● Stated exercise
Reproduce the records below in full and exactly, without their images.

Figure record extracts:
*****

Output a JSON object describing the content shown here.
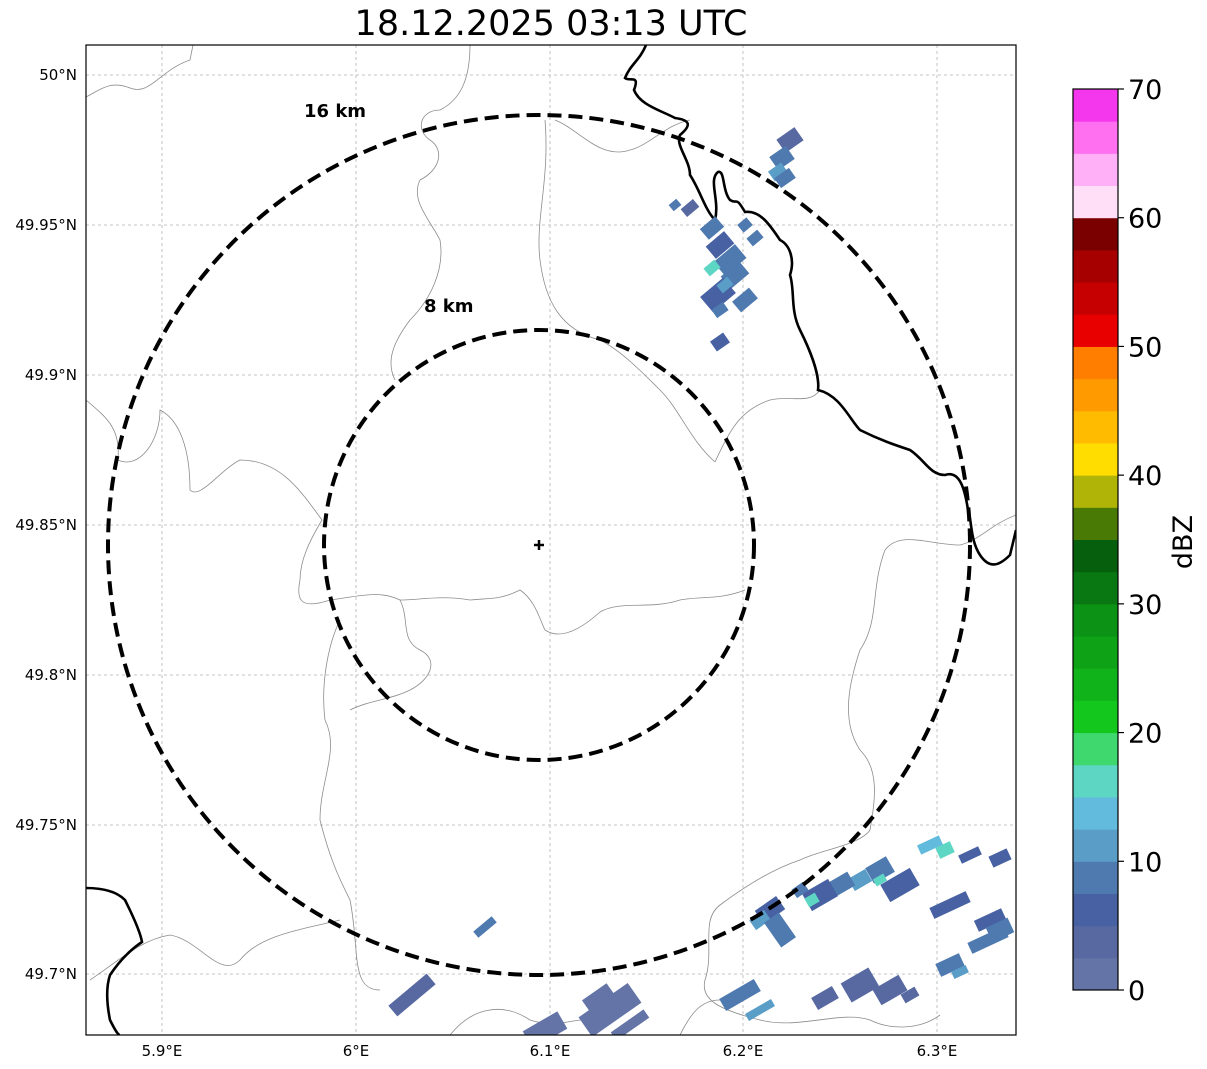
{
  "title": "18.12.2025 03:13 UTC",
  "lat_ticks": [
    "50°N",
    "49.95°N",
    "49.9°N",
    "49.85°N",
    "49.8°N",
    "49.75°N",
    "49.7°N"
  ],
  "lon_ticks": [
    "5.9°E",
    "6°E",
    "6.1°E",
    "6.2°E",
    "6.3°E"
  ],
  "rings": [
    {
      "label": "8 km",
      "radius_km": 8
    },
    {
      "label": "16 km",
      "radius_km": 16
    }
  ],
  "radar_site": {
    "lat": 49.843,
    "lon": 6.095
  },
  "colorbar": {
    "label": "dBZ",
    "ticks": [
      "0",
      "10",
      "20",
      "30",
      "40",
      "50",
      "60",
      "70"
    ],
    "range": [
      0,
      70
    ],
    "colors": [
      "#6474a6",
      "#5869a2",
      "#4761a3",
      "#4f7ab0",
      "#5a9ec8",
      "#62bbdc",
      "#5ed6c4",
      "#3ed86f",
      "#14c71c",
      "#10b41a",
      "#0ea316",
      "#0c9214",
      "#097812",
      "#065f0c",
      "#4a7a06",
      "#b0b407",
      "#ffdd00",
      "#ffbb00",
      "#ff9a00",
      "#ff7e00",
      "#e80000",
      "#c60000",
      "#a60000",
      "#7a0000",
      "#ffdff8",
      "#ffb0f6",
      "#ff70f0",
      "#f437ec"
    ]
  },
  "colors": {
    "border_country": "#000000",
    "border_admin": "#8c8c8c",
    "grid": "#b4b4b4",
    "rings": "#000000"
  }
}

*****

● Written solution
Output a JSON object describing the content shown here.
{
  "title": "18.12.2025 03:13 UTC",
  "lat_ticks": [
    "50°N",
    "49.95°N",
    "49.9°N",
    "49.85°N",
    "49.8°N",
    "49.75°N",
    "49.7°N"
  ],
  "lon_ticks": [
    "5.9°E",
    "6°E",
    "6.1°E",
    "6.2°E",
    "6.3°E"
  ],
  "rings": [
    {
      "label": "8 km",
      "radius_km": 8
    },
    {
      "label": "16 km",
      "radius_km": 16
    }
  ],
  "radar_site": {
    "lat": 49.843,
    "lon": 6.095
  },
  "colorbar": {
    "label": "dBZ",
    "ticks": [
      "0",
      "10",
      "20",
      "30",
      "40",
      "50",
      "60",
      "70"
    ],
    "range": [
      0,
      70
    ],
    "colors": [
      "#6474a6",
      "#5869a2",
      "#4761a3",
      "#4f7ab0",
      "#5a9ec8",
      "#62bbdc",
      "#5ed6c4",
      "#3ed86f",
      "#14c71c",
      "#10b41a",
      "#0ea316",
      "#0c9214",
      "#097812",
      "#065f0c",
      "#4a7a06",
      "#b0b407",
      "#ffdd00",
      "#ffbb00",
      "#ff9a00",
      "#ff7e00",
      "#e80000",
      "#c60000",
      "#a60000",
      "#7a0000",
      "#ffdff8",
      "#ffb0f6",
      "#ff70f0",
      "#f437ec"
    ]
  },
  "colors": {
    "border_country": "#000000",
    "border_admin": "#8c8c8c",
    "grid": "#b4b4b4",
    "rings": "#000000"
  }
}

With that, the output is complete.